Leaving the pictures aside, transcribe every line below exactly.

--- begin INPUT MATERIAL ---

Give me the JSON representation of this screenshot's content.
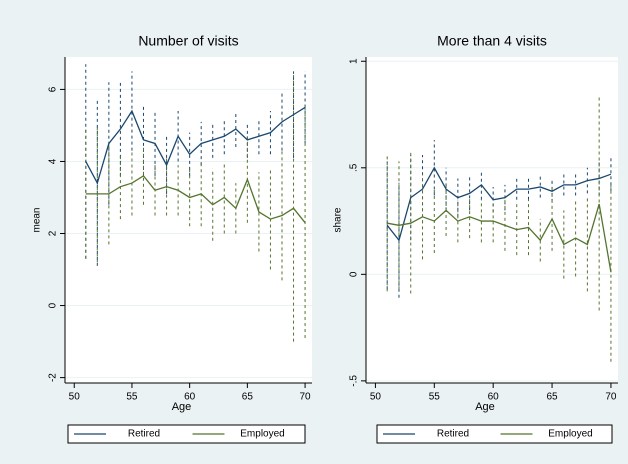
{
  "chart_data": [
    {
      "type": "line",
      "title": "Number of visits",
      "xlabel": "Age",
      "ylabel": "mean",
      "x": [
        51,
        52,
        53,
        54,
        55,
        56,
        57,
        58,
        59,
        60,
        61,
        62,
        63,
        64,
        65,
        66,
        67,
        68,
        69,
        70
      ],
      "xlim": [
        49.2,
        70.6
      ],
      "xticks": [
        50,
        55,
        60,
        65,
        70
      ],
      "ylim": [
        -2.15,
        6.9
      ],
      "yticks": [
        -2,
        0,
        2,
        4,
        6
      ],
      "grid": true,
      "legend": "bottom",
      "series": [
        {
          "name": "Retired",
          "color": "#1a476f",
          "values": [
            4.0,
            3.4,
            4.5,
            4.9,
            5.4,
            4.6,
            4.5,
            3.9,
            4.7,
            4.2,
            4.5,
            4.6,
            4.7,
            4.9,
            4.6,
            4.7,
            4.8,
            5.1,
            5.3,
            5.5
          ],
          "errors": [
            2.7,
            2.3,
            1.7,
            1.3,
            1.1,
            1.0,
            0.9,
            0.8,
            0.7,
            0.6,
            0.6,
            0.5,
            0.5,
            0.5,
            0.5,
            0.5,
            0.6,
            0.8,
            1.2,
            1.0
          ]
        },
        {
          "name": "Employed",
          "color": "#55752f",
          "values": [
            3.1,
            3.1,
            3.1,
            3.3,
            3.4,
            3.6,
            3.2,
            3.3,
            3.2,
            3.0,
            3.1,
            2.8,
            3.0,
            2.7,
            3.5,
            2.6,
            2.4,
            2.5,
            2.7,
            2.3
          ],
          "errors": [
            1.8,
            1.9,
            1.4,
            0.9,
            0.9,
            0.8,
            0.7,
            0.8,
            0.7,
            0.8,
            0.9,
            1.0,
            1.0,
            0.7,
            1.2,
            1.1,
            1.4,
            1.8,
            3.7,
            3.2
          ]
        }
      ]
    },
    {
      "type": "line",
      "title": "More than 4 visits",
      "xlabel": "Age",
      "ylabel": "share",
      "x": [
        51,
        52,
        53,
        54,
        55,
        56,
        57,
        58,
        59,
        60,
        61,
        62,
        63,
        64,
        65,
        66,
        67,
        68,
        69,
        70
      ],
      "xlim": [
        49.2,
        70.6
      ],
      "xticks": [
        50,
        55,
        60,
        65,
        70
      ],
      "ylim": [
        -0.51,
        1.02
      ],
      "yticks": [
        {
          "value": -0.5,
          "label": "-.5"
        },
        0,
        {
          "value": 0.5,
          "label": ".5"
        },
        1
      ],
      "grid": true,
      "legend": "bottom",
      "series": [
        {
          "name": "Retired",
          "color": "#1a476f",
          "values": [
            0.23,
            0.16,
            0.36,
            0.4,
            0.5,
            0.4,
            0.36,
            0.38,
            0.42,
            0.35,
            0.36,
            0.4,
            0.4,
            0.41,
            0.39,
            0.42,
            0.42,
            0.44,
            0.45,
            0.47
          ],
          "errors": [
            0.3,
            0.27,
            0.2,
            0.16,
            0.13,
            0.1,
            0.09,
            0.08,
            0.07,
            0.06,
            0.06,
            0.05,
            0.05,
            0.05,
            0.05,
            0.05,
            0.05,
            0.06,
            0.08,
            0.08
          ]
        },
        {
          "name": "Employed",
          "color": "#55752f",
          "values": [
            0.24,
            0.23,
            0.24,
            0.27,
            0.25,
            0.3,
            0.25,
            0.27,
            0.25,
            0.25,
            0.23,
            0.21,
            0.22,
            0.16,
            0.26,
            0.14,
            0.17,
            0.14,
            0.33,
            0.01
          ],
          "errors": [
            0.32,
            0.3,
            0.33,
            0.2,
            0.15,
            0.12,
            0.1,
            0.1,
            0.1,
            0.1,
            0.12,
            0.12,
            0.13,
            0.1,
            0.15,
            0.16,
            0.18,
            0.22,
            0.5,
            0.42
          ]
        }
      ]
    }
  ]
}
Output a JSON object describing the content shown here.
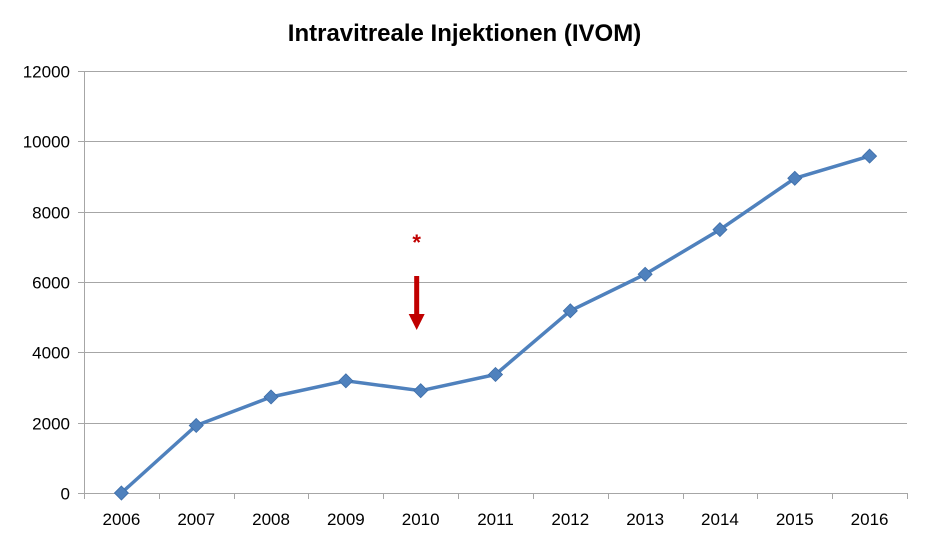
{
  "chart_data": {
    "type": "line",
    "title": "Intravitreale Injektionen (IVOM)",
    "xlabel": "",
    "ylabel": "",
    "categories": [
      "2006",
      "2007",
      "2008",
      "2009",
      "2010",
      "2011",
      "2012",
      "2013",
      "2014",
      "2015",
      "2016"
    ],
    "series": [
      {
        "values": [
          0,
          1920,
          2730,
          3190,
          2910,
          3370,
          5180,
          6220,
          7490,
          8950,
          9580
        ]
      }
    ],
    "ylim": [
      0,
      12000
    ],
    "yticks": [
      0,
      2000,
      4000,
      6000,
      8000,
      10000,
      12000
    ],
    "grid": true,
    "legend": "none",
    "colors": {
      "line": "#4f81bd",
      "marker": "#4f81bd",
      "annotation": "#c00000",
      "grid": "#a6a6a6"
    },
    "annotation": {
      "category": "2010",
      "text": "*",
      "marker": "down-arrow"
    }
  }
}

--- end INPUT MATERIAL ---

● RIGHT ANSWER:
Give me the JSON representation of this screenshot's content.
{
  "chart_data": [
    {
      "type": "line",
      "title": "Number of visits",
      "xlabel": "Age",
      "ylabel": "mean",
      "x": [
        51,
        52,
        53,
        54,
        55,
        56,
        57,
        58,
        59,
        60,
        61,
        62,
        63,
        64,
        65,
        66,
        67,
        68,
        69,
        70
      ],
      "xlim": [
        49.2,
        70.6
      ],
      "xticks": [
        50,
        55,
        60,
        65,
        70
      ],
      "ylim": [
        -2.15,
        6.9
      ],
      "yticks": [
        -2,
        0,
        2,
        4,
        6
      ],
      "grid": true,
      "legend": "bottom",
      "series": [
        {
          "name": "Retired",
          "color": "#1a476f",
          "values": [
            4.0,
            3.4,
            4.5,
            4.9,
            5.4,
            4.6,
            4.5,
            3.9,
            4.7,
            4.2,
            4.5,
            4.6,
            4.7,
            4.9,
            4.6,
            4.7,
            4.8,
            5.1,
            5.3,
            5.5
          ],
          "errors": [
            2.7,
            2.3,
            1.7,
            1.3,
            1.1,
            1.0,
            0.9,
            0.8,
            0.7,
            0.6,
            0.6,
            0.5,
            0.5,
            0.5,
            0.5,
            0.5,
            0.6,
            0.8,
            1.2,
            1.0
          ]
        },
        {
          "name": "Employed",
          "color": "#55752f",
          "values": [
            3.1,
            3.1,
            3.1,
            3.3,
            3.4,
            3.6,
            3.2,
            3.3,
            3.2,
            3.0,
            3.1,
            2.8,
            3.0,
            2.7,
            3.5,
            2.6,
            2.4,
            2.5,
            2.7,
            2.3
          ],
          "errors": [
            1.8,
            1.9,
            1.4,
            0.9,
            0.9,
            0.8,
            0.7,
            0.8,
            0.7,
            0.8,
            0.9,
            1.0,
            1.0,
            0.7,
            1.2,
            1.1,
            1.4,
            1.8,
            3.7,
            3.2
          ]
        }
      ]
    },
    {
      "type": "line",
      "title": "More than 4 visits",
      "xlabel": "Age",
      "ylabel": "share",
      "x": [
        51,
        52,
        53,
        54,
        55,
        56,
        57,
        58,
        59,
        60,
        61,
        62,
        63,
        64,
        65,
        66,
        67,
        68,
        69,
        70
      ],
      "xlim": [
        49.2,
        70.6
      ],
      "xticks": [
        50,
        55,
        60,
        65,
        70
      ],
      "ylim": [
        -0.51,
        1.02
      ],
      "yticks": [
        {
          "value": -0.5,
          "label": "-.5"
        },
        0,
        {
          "value": 0.5,
          "label": ".5"
        },
        1
      ],
      "grid": true,
      "legend": "bottom",
      "series": [
        {
          "name": "Retired",
          "color": "#1a476f",
          "values": [
            0.23,
            0.16,
            0.36,
            0.4,
            0.5,
            0.4,
            0.36,
            0.38,
            0.42,
            0.35,
            0.36,
            0.4,
            0.4,
            0.41,
            0.39,
            0.42,
            0.42,
            0.44,
            0.45,
            0.47
          ],
          "errors": [
            0.3,
            0.27,
            0.2,
            0.16,
            0.13,
            0.1,
            0.09,
            0.08,
            0.07,
            0.06,
            0.06,
            0.05,
            0.05,
            0.05,
            0.05,
            0.05,
            0.05,
            0.06,
            0.08,
            0.08
          ]
        },
        {
          "name": "Employed",
          "color": "#55752f",
          "values": [
            0.24,
            0.23,
            0.24,
            0.27,
            0.25,
            0.3,
            0.25,
            0.27,
            0.25,
            0.25,
            0.23,
            0.21,
            0.22,
            0.16,
            0.26,
            0.14,
            0.17,
            0.14,
            0.33,
            0.01
          ],
          "errors": [
            0.32,
            0.3,
            0.33,
            0.2,
            0.15,
            0.12,
            0.1,
            0.1,
            0.1,
            0.1,
            0.12,
            0.12,
            0.13,
            0.1,
            0.15,
            0.16,
            0.18,
            0.22,
            0.5,
            0.42
          ]
        }
      ]
    }
  ]
}
Output a JSON object describing the content shown here.
{
  "chart_data": {
    "type": "line",
    "title": "Intravitreale Injektionen (IVOM)",
    "xlabel": "",
    "ylabel": "",
    "categories": [
      "2006",
      "2007",
      "2008",
      "2009",
      "2010",
      "2011",
      "2012",
      "2013",
      "2014",
      "2015",
      "2016"
    ],
    "series": [
      {
        "values": [
          0,
          1920,
          2730,
          3190,
          2910,
          3370,
          5180,
          6220,
          7490,
          8950,
          9580
        ]
      }
    ],
    "ylim": [
      0,
      12000
    ],
    "yticks": [
      0,
      2000,
      4000,
      6000,
      8000,
      10000,
      12000
    ],
    "grid": true,
    "legend": "none",
    "colors": {
      "line": "#4f81bd",
      "marker": "#4f81bd",
      "annotation": "#c00000",
      "grid": "#a6a6a6"
    },
    "annotation": {
      "category": "2010",
      "text": "*",
      "marker": "down-arrow"
    }
  }
}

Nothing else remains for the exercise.